- _WHAT THIS TASK INVOLVES_:
All of the entries below should be copied exactly as they appear.

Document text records
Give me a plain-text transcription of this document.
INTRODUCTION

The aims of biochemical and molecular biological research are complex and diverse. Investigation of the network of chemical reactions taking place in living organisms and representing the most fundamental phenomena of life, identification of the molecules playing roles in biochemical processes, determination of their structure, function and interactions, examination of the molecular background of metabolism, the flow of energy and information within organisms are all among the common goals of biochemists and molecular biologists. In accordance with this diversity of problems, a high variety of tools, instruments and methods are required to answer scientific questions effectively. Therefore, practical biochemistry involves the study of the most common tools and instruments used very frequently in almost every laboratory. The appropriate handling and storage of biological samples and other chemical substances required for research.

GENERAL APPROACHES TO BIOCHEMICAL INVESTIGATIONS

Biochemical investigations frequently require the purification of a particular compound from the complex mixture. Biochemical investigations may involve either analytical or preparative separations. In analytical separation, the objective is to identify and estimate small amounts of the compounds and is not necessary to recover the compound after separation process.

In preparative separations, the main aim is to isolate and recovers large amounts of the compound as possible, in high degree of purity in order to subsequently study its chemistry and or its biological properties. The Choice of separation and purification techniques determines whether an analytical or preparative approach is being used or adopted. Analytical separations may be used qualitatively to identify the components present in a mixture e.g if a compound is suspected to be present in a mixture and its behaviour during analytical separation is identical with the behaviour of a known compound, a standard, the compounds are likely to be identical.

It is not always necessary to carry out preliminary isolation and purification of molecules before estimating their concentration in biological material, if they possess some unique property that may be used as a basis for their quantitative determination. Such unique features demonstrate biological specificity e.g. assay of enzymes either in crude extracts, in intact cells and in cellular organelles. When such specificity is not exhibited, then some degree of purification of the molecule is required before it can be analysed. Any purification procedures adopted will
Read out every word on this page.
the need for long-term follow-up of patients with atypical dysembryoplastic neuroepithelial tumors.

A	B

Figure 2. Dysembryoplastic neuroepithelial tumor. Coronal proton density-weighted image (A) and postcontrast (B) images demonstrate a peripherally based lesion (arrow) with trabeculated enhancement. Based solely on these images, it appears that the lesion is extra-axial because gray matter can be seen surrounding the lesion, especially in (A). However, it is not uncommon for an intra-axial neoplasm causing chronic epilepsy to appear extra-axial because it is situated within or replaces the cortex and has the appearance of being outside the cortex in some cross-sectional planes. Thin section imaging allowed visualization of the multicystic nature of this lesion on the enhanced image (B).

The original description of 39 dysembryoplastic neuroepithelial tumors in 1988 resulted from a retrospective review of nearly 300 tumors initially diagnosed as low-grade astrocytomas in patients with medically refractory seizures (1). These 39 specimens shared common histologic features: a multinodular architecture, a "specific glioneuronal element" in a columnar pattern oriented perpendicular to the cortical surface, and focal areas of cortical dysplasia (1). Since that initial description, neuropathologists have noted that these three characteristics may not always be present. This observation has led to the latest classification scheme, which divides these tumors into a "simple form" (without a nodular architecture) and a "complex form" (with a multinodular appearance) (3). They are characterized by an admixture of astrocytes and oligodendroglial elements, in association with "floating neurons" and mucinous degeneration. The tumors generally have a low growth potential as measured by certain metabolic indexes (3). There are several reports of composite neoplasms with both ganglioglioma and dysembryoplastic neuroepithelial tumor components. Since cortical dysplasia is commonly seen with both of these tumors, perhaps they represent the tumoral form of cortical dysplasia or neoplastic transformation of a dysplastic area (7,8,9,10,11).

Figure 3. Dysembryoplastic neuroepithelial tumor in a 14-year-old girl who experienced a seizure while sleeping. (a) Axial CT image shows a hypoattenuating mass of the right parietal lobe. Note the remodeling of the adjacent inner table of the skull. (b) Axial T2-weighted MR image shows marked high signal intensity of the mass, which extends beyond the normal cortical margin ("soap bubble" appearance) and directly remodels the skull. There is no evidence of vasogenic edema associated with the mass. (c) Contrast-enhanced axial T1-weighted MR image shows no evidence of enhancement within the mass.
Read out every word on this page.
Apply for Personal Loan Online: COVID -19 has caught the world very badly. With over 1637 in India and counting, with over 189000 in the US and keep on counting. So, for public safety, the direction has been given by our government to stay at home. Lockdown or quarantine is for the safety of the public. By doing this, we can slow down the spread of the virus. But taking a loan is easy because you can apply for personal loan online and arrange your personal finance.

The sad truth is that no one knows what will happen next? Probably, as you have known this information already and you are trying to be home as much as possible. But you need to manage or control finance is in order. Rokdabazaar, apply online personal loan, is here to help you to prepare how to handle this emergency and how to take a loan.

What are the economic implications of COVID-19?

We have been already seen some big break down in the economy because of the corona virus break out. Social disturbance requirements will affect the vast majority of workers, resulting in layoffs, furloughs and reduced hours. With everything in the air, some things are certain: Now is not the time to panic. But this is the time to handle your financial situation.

- _WRITTEN SOLUTION_:
Give me a plain-text transcription of this document.
INTRODUCTION

The aims of biochemical and molecular biological research are complex and diverse. Investigation of the network of chemical reactions taking place in living organisms and representing the most fundamental phenomena of life, identification of the molecules playing roles in biochemical processes, determination of their structure, function and interactions, examination of the molecular background of metabolism, the flow of energy and information within organisms are all among the common goals of biochemists and molecular biologists. In accordance with this diversity of problems, a high variety of tools, instruments and methods are required to answer scientific questions effectively. Therefore, practical biochemistry involves the study of the most common tools and instruments used very frequently in almost every laboratory. The appropriate handling and storage of biological samples and other chemical substances required for research.

GENERAL APPROACHES TO BIOCHEMICAL INVESTIGATIONS

Biochemical investigations frequently require the purification of a particular compound from the complex mixture. Biochemical investigations may involve either analytical or preparative separations. In analytical separation, the objective is to identify and estimate small amounts of the compounds and is not necessary to recover the compound after separation process.

In preparative separations, the main aim is to isolate and recovers large amounts of the compound as possible, in high degree of purity in order to subsequently study its chemistry and or its biological properties. The Choice of separation and purification techniques determines whether an analytical or preparative approach is being used or adopted. Analytical separations may be used qualitatively to identify the components present in a mixture e.g if a compound is suspected to be present in a mixture and its behaviour during analytical separation is identical with the behaviour of a known compound, a standard, the compounds are likely to be identical.

It is not always necessary to carry out preliminary isolation and purification of molecules before estimating their concentration in biological material, if they possess some unique property that may be used as a basis for their quantitative determination. Such unique features demonstrate biological specificity e.g. assay of enzymes either in crude extracts, in intact cells and in cellular organelles. When such specificity is not exhibited, then some degree of purification of the molecule is required before it can be analysed. Any purification procedures adopted will
Read out every word on this page.
the need for long-term follow-up of patients with atypical dysembryoplastic neuroepithelial tumors.

A	B

Figure 2. Dysembryoplastic neuroepithelial tumor. Coronal proton density-weighted image (A) and postcontrast (B) images demonstrate a peripherally based lesion (arrow) with trabeculated enhancement. Based solely on these images, it appears that the lesion is extra-axial because gray matter can be seen surrounding the lesion, especially in (A). However, it is not uncommon for an intra-axial neoplasm causing chronic epilepsy to appear extra-axial because it is situated within or replaces the cortex and has the appearance of being outside the cortex in some cross-sectional planes. Thin section imaging allowed visualization of the multicystic nature of this lesion on the enhanced image (B).

The original description of 39 dysembryoplastic neuroepithelial tumors in 1988 resulted from a retrospective review of nearly 300 tumors initially diagnosed as low-grade astrocytomas in patients with medically refractory seizures (1). These 39 specimens shared common histologic features: a multinodular architecture, a "specific glioneuronal element" in a columnar pattern oriented perpendicular to the cortical surface, and focal areas of cortical dysplasia (1). Since that initial description, neuropathologists have noted that these three characteristics may not always be present. This observation has led to the latest classification scheme, which divides these tumors into a "simple form" (without a nodular architecture) and a "complex form" (with a multinodular appearance) (3). They are characterized by an admixture of astrocytes and oligodendroglial elements, in association with "floating neurons" and mucinous degeneration. The tumors generally have a low growth potential as measured by certain metabolic indexes (3). There are several reports of composite neoplasms with both ganglioglioma and dysembryoplastic neuroepithelial tumor components. Since cortical dysplasia is commonly seen with both of these tumors, perhaps they represent the tumoral form of cortical dysplasia or neoplastic transformation of a dysplastic area (7,8,9,10,11).

Figure 3. Dysembryoplastic neuroepithelial tumor in a 14-year-old girl who experienced a seizure while sleeping. (a) Axial CT image shows a hypoattenuating mass of the right parietal lobe. Note the remodeling of the adjacent inner table of the skull. (b) Axial T2-weighted MR image shows marked high signal intensity of the mass, which extends beyond the normal cortical margin ("soap bubble" appearance) and directly remodels the skull. There is no evidence of vasogenic edema associated with the mass. (c) Contrast-enhanced axial T1-weighted MR image shows no evidence of enhancement within the mass.
Read out every word on this page.
Apply for Personal Loan Online: COVID -19 has caught the world very badly. With over 1637 in India and counting, with over 189000 in the US and keep on counting. So, for public safety, the direction has been given by our government to stay at home. Lockdown or quarantine is for the safety of the public. By doing this, we can slow down the spread of the virus. But taking a loan is easy because you can apply for personal loan online and arrange your personal finance.

The sad truth is that no one knows what will happen next? Probably, as you have known this information already and you are trying to be home as much as possible. But you need to manage or control finance is in order. Rokdabazaar, apply online personal loan, is here to help you to prepare how to handle this emergency and how to take a loan.

What are the economic implications of COVID-19?

We have been already seen some big break down in the economy because of the corona virus break out. Social disturbance requirements will affect the vast majority of workers, resulting in layoffs, furloughs and reduced hours. With everything in the air, some things are certain: Now is not the time to panic. But this is the time to handle your financial situation.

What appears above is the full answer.